◆ **The request**:
All of the material below is to be repeated exactly.

◆ **Records provided**:

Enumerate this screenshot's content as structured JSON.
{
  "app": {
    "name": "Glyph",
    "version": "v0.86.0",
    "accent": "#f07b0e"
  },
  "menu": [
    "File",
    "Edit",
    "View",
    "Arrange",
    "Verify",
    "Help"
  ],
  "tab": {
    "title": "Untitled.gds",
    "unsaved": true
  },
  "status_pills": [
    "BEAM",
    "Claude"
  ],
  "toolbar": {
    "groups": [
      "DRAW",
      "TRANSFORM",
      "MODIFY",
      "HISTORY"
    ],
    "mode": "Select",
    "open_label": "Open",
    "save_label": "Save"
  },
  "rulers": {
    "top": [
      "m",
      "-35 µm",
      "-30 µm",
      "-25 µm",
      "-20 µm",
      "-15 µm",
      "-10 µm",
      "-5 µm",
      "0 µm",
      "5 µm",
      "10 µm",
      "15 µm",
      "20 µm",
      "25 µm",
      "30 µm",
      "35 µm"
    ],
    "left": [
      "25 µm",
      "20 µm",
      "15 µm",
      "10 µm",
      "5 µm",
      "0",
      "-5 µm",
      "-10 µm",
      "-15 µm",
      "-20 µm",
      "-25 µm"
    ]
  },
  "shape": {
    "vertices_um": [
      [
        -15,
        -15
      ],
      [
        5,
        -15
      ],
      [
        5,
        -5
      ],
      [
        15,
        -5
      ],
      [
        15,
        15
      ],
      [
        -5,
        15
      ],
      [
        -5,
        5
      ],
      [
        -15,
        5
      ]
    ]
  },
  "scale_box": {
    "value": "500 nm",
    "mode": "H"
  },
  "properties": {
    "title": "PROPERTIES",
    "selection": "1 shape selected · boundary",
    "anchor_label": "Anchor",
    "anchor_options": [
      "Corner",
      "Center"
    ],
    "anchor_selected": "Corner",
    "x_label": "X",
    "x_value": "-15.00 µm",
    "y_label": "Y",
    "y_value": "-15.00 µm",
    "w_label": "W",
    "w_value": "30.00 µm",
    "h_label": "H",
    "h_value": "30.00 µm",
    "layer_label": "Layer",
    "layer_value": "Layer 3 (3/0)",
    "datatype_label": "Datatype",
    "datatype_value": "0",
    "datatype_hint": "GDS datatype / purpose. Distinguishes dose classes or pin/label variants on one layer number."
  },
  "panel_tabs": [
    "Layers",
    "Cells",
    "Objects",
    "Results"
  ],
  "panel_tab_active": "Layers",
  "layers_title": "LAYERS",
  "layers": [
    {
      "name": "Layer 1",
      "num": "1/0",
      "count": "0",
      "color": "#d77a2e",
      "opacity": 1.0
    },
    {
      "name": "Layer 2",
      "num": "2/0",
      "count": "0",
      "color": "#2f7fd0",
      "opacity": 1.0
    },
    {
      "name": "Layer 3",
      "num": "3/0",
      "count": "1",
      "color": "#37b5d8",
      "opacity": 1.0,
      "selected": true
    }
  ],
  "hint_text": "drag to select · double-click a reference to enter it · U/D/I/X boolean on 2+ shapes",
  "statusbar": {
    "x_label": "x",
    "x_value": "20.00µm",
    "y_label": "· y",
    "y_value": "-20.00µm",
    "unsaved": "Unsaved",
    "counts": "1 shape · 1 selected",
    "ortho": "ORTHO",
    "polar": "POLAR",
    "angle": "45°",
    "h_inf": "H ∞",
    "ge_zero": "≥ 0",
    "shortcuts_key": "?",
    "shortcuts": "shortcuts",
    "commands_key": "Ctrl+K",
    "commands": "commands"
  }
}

◆ **Problem solution**:
Enumerate this screenshot's content as structured JSON.
{
  "app": {
    "name": "Glyph",
    "version": "v0.86.0",
    "accent": "#f07b0e"
  },
  "menu": [
    "File",
    "Edit",
    "View",
    "Arrange",
    "Verify",
    "Help"
  ],
  "tab": {
    "title": "Untitled.gds",
    "unsaved": true
  },
  "status_pills": [
    "BEAM",
    "Claude"
  ],
  "toolbar": {
    "groups": [
      "DRAW",
      "TRANSFORM",
      "MODIFY",
      "HISTORY"
    ],
    "mode": "Select",
    "open_label": "Open",
    "save_label": "Save"
  },
  "rulers": {
    "top": [
      "m",
      "-35 µm",
      "-30 µm",
      "-25 µm",
      "-20 µm",
      "-15 µm",
      "-10 µm",
      "-5 µm",
      "0 µm",
      "5 µm",
      "10 µm",
      "15 µm",
      "20 µm",
      "25 µm",
      "30 µm",
      "35 µm"
    ],
    "left": [
      "25 µm",
      "20 µm",
      "15 µm",
      "10 µm",
      "5 µm",
      "0",
      "-5 µm",
      "-10 µm",
      "-15 µm",
      "-20 µm",
      "-25 µm"
    ]
  },
  "shape": {
    "vertices_um": [
      [
        -15,
        -15
      ],
      [
        5,
        -15
      ],
      [
        5,
        -5
      ],
      [
        15,
        -5
      ],
      [
        15,
        15
      ],
      [
        -5,
        15
      ],
      [
        -5,
        5
      ],
      [
        -15,
        5
      ]
    ]
  },
  "scale_box": {
    "value": "500 nm",
    "mode": "H"
  },
  "properties": {
    "title": "PROPERTIES",
    "selection": "1 shape selected · boundary",
    "anchor_label": "Anchor",
    "anchor_options": [
      "Corner",
      "Center"
    ],
    "anchor_selected": "Corner",
    "x_label": "X",
    "x_value": "-15.00 µm",
    "y_label": "Y",
    "y_value": "-15.00 µm",
    "w_label": "W",
    "w_value": "30.00 µm",
    "h_label": "H",
    "h_value": "30.00 µm",
    "layer_label": "Layer",
    "layer_value": "Layer 3 (3/0)",
    "datatype_label": "Datatype",
    "datatype_value": "0",
    "datatype_hint": "GDS datatype / purpose. Distinguishes dose classes or pin/label variants on one layer number."
  },
  "panel_tabs": [
    "Layers",
    "Cells",
    "Objects",
    "Results"
  ],
  "panel_tab_active": "Layers",
  "layers_title": "LAYERS",
  "layers": [
    {
      "name": "Layer 1",
      "num": "1/0",
      "count": "0",
      "color": "#d77a2e",
      "opacity": 1.0
    },
    {
      "name": "Layer 2",
      "num": "2/0",
      "count": "0",
      "color": "#2f7fd0",
      "opacity": 1.0
    },
    {
      "name": "Layer 3",
      "num": "3/0",
      "count": "1",
      "color": "#37b5d8",
      "opacity": 1.0,
      "selected": true
    }
  ],
  "hint_text": "drag to select · double-click a reference to enter it · U/D/I/X boolean on 2+ shapes",
  "statusbar": {
    "x_label": "x",
    "x_value": "20.00µm",
    "y_label": "· y",
    "y_value": "-20.00µm",
    "unsaved": "Unsaved",
    "counts": "1 shape · 1 selected",
    "ortho": "ORTHO",
    "polar": "POLAR",
    "angle": "45°",
    "h_inf": "H ∞",
    "ge_zero": "≥ 0",
    "shortcuts_key": "?",
    "shortcuts": "shortcuts",
    "commands_key": "Ctrl+K",
    "commands": "commands"
  }
}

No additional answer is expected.